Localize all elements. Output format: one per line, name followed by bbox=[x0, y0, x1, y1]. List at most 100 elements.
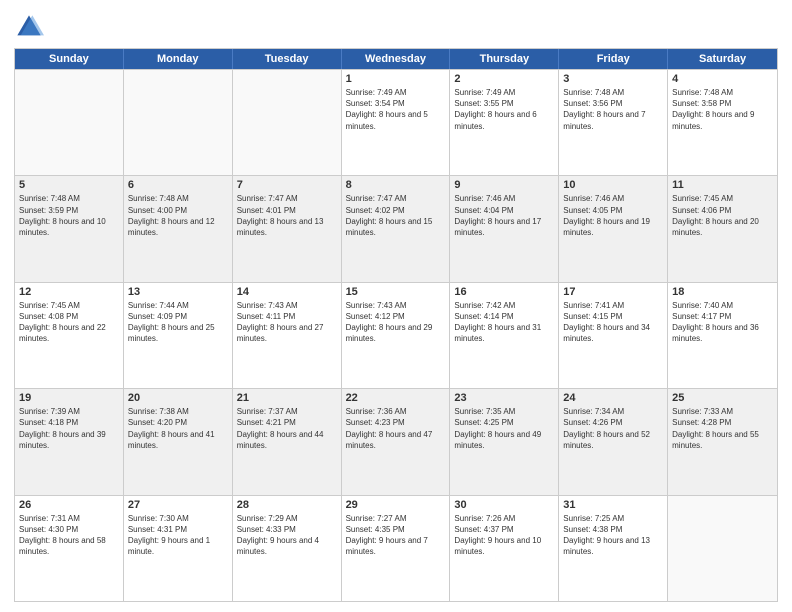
calendar-cell: 5 Sunrise: 7:48 AM Sunset: 3:59 PM Daylig… bbox=[15, 176, 124, 281]
day-number: 4 bbox=[672, 73, 773, 85]
day-number: 18 bbox=[672, 286, 773, 298]
cell-text: Sunrise: 7:46 AM Sunset: 4:05 PM Dayligh… bbox=[563, 193, 663, 238]
cell-text: Sunrise: 7:35 AM Sunset: 4:25 PM Dayligh… bbox=[454, 406, 554, 451]
cell-text: Sunrise: 7:29 AM Sunset: 4:33 PM Dayligh… bbox=[237, 513, 337, 558]
calendar-cell: 11 Sunrise: 7:45 AM Sunset: 4:06 PM Dayli… bbox=[668, 176, 777, 281]
header-day-monday: Monday bbox=[124, 49, 233, 69]
cell-text: Sunrise: 7:48 AM Sunset: 4:00 PM Dayligh… bbox=[128, 193, 228, 238]
calendar-cell: 18 Sunrise: 7:40 AM Sunset: 4:17 PM Dayli… bbox=[668, 283, 777, 388]
calendar-cell: 14Sunrise: 7:43 AM Sunset: 4:11 PM Dayli… bbox=[233, 283, 342, 388]
cell-text: Sunrise: 7:40 AM Sunset: 4:17 PM Dayligh… bbox=[672, 300, 773, 345]
calendar-cell: 12 Sunrise: 7:45 AM Sunset: 4:08 PM Dayli… bbox=[15, 283, 124, 388]
day-number: 8 bbox=[346, 179, 446, 191]
calendar-cell: 29 Sunrise: 7:27 AM Sunset: 4:35 PM Dayli… bbox=[342, 496, 451, 601]
day-number: 12 bbox=[19, 286, 119, 298]
cell-text: Sunrise: 7:43 AM Sunset: 4:12 PM Dayligh… bbox=[346, 300, 446, 345]
calendar-cell: 17 Sunrise: 7:41 AM Sunset: 4:15 PM Dayli… bbox=[559, 283, 668, 388]
day-number: 6 bbox=[128, 179, 228, 191]
calendar-cell: 1Sunrise: 7:49 AM Sunset: 3:54 PM Daylig… bbox=[342, 70, 451, 175]
calendar-row-1: 5 Sunrise: 7:48 AM Sunset: 3:59 PM Daylig… bbox=[15, 175, 777, 281]
day-number: 10 bbox=[563, 179, 663, 191]
header-day-friday: Friday bbox=[559, 49, 668, 69]
day-number: 30 bbox=[454, 499, 554, 511]
calendar-cell: 24Sunrise: 7:34 AM Sunset: 4:26 PM Dayli… bbox=[559, 389, 668, 494]
calendar-cell bbox=[668, 496, 777, 601]
calendar-cell: 28 Sunrise: 7:29 AM Sunset: 4:33 PM Dayli… bbox=[233, 496, 342, 601]
cell-text: Sunrise: 7:38 AM Sunset: 4:20 PM Dayligh… bbox=[128, 406, 228, 451]
day-number: 3 bbox=[563, 73, 663, 85]
calendar-cell: 31 Sunrise: 7:25 AM Sunset: 4:38 PM Dayli… bbox=[559, 496, 668, 601]
logo-icon bbox=[14, 12, 44, 42]
calendar-cell: 19 Sunrise: 7:39 AM Sunset: 4:18 PM Dayli… bbox=[15, 389, 124, 494]
day-number: 25 bbox=[672, 392, 773, 404]
cell-text: Sunrise: 7:47 AM Sunset: 4:01 PM Dayligh… bbox=[237, 193, 337, 238]
day-number: 9 bbox=[454, 179, 554, 191]
calendar-cell: 8 Sunrise: 7:47 AM Sunset: 4:02 PM Daylig… bbox=[342, 176, 451, 281]
calendar-cell: 7 Sunrise: 7:47 AM Sunset: 4:01 PM Daylig… bbox=[233, 176, 342, 281]
header-day-sunday: Sunday bbox=[15, 49, 124, 69]
cell-text: Sunrise: 7:44 AM Sunset: 4:09 PM Dayligh… bbox=[128, 300, 228, 345]
cell-text: Sunrise: 7:46 AM Sunset: 4:04 PM Dayligh… bbox=[454, 193, 554, 238]
calendar-cell bbox=[15, 70, 124, 175]
day-number: 1 bbox=[346, 73, 446, 85]
calendar-cell: 27 Sunrise: 7:30 AM Sunset: 4:31 PM Dayli… bbox=[124, 496, 233, 601]
calendar-cell: 16Sunrise: 7:42 AM Sunset: 4:14 PM Dayli… bbox=[450, 283, 559, 388]
calendar-cell: 3 Sunrise: 7:48 AM Sunset: 3:56 PM Daylig… bbox=[559, 70, 668, 175]
header bbox=[14, 12, 778, 42]
cell-text: Sunrise: 7:49 AM Sunset: 3:55 PM Dayligh… bbox=[454, 87, 554, 132]
header-day-saturday: Saturday bbox=[668, 49, 777, 69]
day-number: 13 bbox=[128, 286, 228, 298]
day-number: 14 bbox=[237, 286, 337, 298]
day-number: 16 bbox=[454, 286, 554, 298]
calendar-cell: 20 Sunrise: 7:38 AM Sunset: 4:20 PM Dayli… bbox=[124, 389, 233, 494]
calendar-row-4: 26Sunrise: 7:31 AM Sunset: 4:30 PM Dayli… bbox=[15, 495, 777, 601]
day-number: 28 bbox=[237, 499, 337, 511]
cell-text: Sunrise: 7:48 AM Sunset: 3:56 PM Dayligh… bbox=[563, 87, 663, 132]
calendar: SundayMondayTuesdayWednesdayThursdayFrid… bbox=[14, 48, 778, 602]
header-day-tuesday: Tuesday bbox=[233, 49, 342, 69]
header-day-wednesday: Wednesday bbox=[342, 49, 451, 69]
cell-text: Sunrise: 7:45 AM Sunset: 4:08 PM Dayligh… bbox=[19, 300, 119, 345]
cell-text: Sunrise: 7:34 AM Sunset: 4:26 PM Dayligh… bbox=[563, 406, 663, 451]
day-number: 7 bbox=[237, 179, 337, 191]
day-number: 15 bbox=[346, 286, 446, 298]
cell-text: Sunrise: 7:26 AM Sunset: 4:37 PM Dayligh… bbox=[454, 513, 554, 558]
cell-text: Sunrise: 7:39 AM Sunset: 4:18 PM Dayligh… bbox=[19, 406, 119, 451]
cell-text: Sunrise: 7:45 AM Sunset: 4:06 PM Dayligh… bbox=[672, 193, 773, 238]
cell-text: Sunrise: 7:41 AM Sunset: 4:15 PM Dayligh… bbox=[563, 300, 663, 345]
day-number: 26 bbox=[19, 499, 119, 511]
cell-text: Sunrise: 7:48 AM Sunset: 3:59 PM Dayligh… bbox=[19, 193, 119, 238]
calendar-cell: 2 Sunrise: 7:49 AM Sunset: 3:55 PM Daylig… bbox=[450, 70, 559, 175]
day-number: 22 bbox=[346, 392, 446, 404]
calendar-cell: 9 Sunrise: 7:46 AM Sunset: 4:04 PM Daylig… bbox=[450, 176, 559, 281]
day-number: 31 bbox=[563, 499, 663, 511]
day-number: 20 bbox=[128, 392, 228, 404]
day-number: 29 bbox=[346, 499, 446, 511]
calendar-cell bbox=[233, 70, 342, 175]
cell-text: Sunrise: 7:27 AM Sunset: 4:35 PM Dayligh… bbox=[346, 513, 446, 558]
calendar-cell: 13 Sunrise: 7:44 AM Sunset: 4:09 PM Dayli… bbox=[124, 283, 233, 388]
day-number: 23 bbox=[454, 392, 554, 404]
cell-text: Sunrise: 7:47 AM Sunset: 4:02 PM Dayligh… bbox=[346, 193, 446, 238]
cell-text: Sunrise: 7:48 AM Sunset: 3:58 PM Dayligh… bbox=[672, 87, 773, 132]
day-number: 5 bbox=[19, 179, 119, 191]
cell-text: Sunrise: 7:25 AM Sunset: 4:38 PM Dayligh… bbox=[563, 513, 663, 558]
day-number: 27 bbox=[128, 499, 228, 511]
calendar-cell: 22Sunrise: 7:36 AM Sunset: 4:23 PM Dayli… bbox=[342, 389, 451, 494]
calendar-cell bbox=[124, 70, 233, 175]
day-number: 2 bbox=[454, 73, 554, 85]
calendar-body: 1Sunrise: 7:49 AM Sunset: 3:54 PM Daylig… bbox=[15, 69, 777, 601]
header-day-thursday: Thursday bbox=[450, 49, 559, 69]
calendar-cell: 15 Sunrise: 7:43 AM Sunset: 4:12 PM Dayli… bbox=[342, 283, 451, 388]
cell-text: Sunrise: 7:33 AM Sunset: 4:28 PM Dayligh… bbox=[672, 406, 773, 451]
logo bbox=[14, 12, 48, 42]
cell-text: Sunrise: 7:37 AM Sunset: 4:21 PM Dayligh… bbox=[237, 406, 337, 451]
day-number: 19 bbox=[19, 392, 119, 404]
calendar-cell: 23 Sunrise: 7:35 AM Sunset: 4:25 PM Dayli… bbox=[450, 389, 559, 494]
calendar-row-0: 1Sunrise: 7:49 AM Sunset: 3:54 PM Daylig… bbox=[15, 69, 777, 175]
cell-text: Sunrise: 7:30 AM Sunset: 4:31 PM Dayligh… bbox=[128, 513, 228, 558]
page: SundayMondayTuesdayWednesdayThursdayFrid… bbox=[0, 0, 792, 612]
day-number: 17 bbox=[563, 286, 663, 298]
day-number: 11 bbox=[672, 179, 773, 191]
calendar-cell: 30 Sunrise: 7:26 AM Sunset: 4:37 PM Dayli… bbox=[450, 496, 559, 601]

****************

Retype the rows from the line that contains "calendar-cell: 5 Sunrise: 7:48" through the line that contains "calendar-cell: 11 Sunrise: 7:45", character for character.

The completed task:
calendar-cell: 5 Sunrise: 7:48 AM Sunset: 3:59 PM Daylig… bbox=[15, 176, 124, 281]
day-number: 4 bbox=[672, 73, 773, 85]
day-number: 18 bbox=[672, 286, 773, 298]
cell-text: Sunrise: 7:46 AM Sunset: 4:05 PM Dayligh… bbox=[563, 193, 663, 238]
cell-text: Sunrise: 7:35 AM Sunset: 4:25 PM Dayligh… bbox=[454, 406, 554, 451]
cell-text: Sunrise: 7:29 AM Sunset: 4:33 PM Dayligh… bbox=[237, 513, 337, 558]
calendar-cell: 11 Sunrise: 7:45 AM Sunset: 4:06 PM Dayli… bbox=[668, 176, 777, 281]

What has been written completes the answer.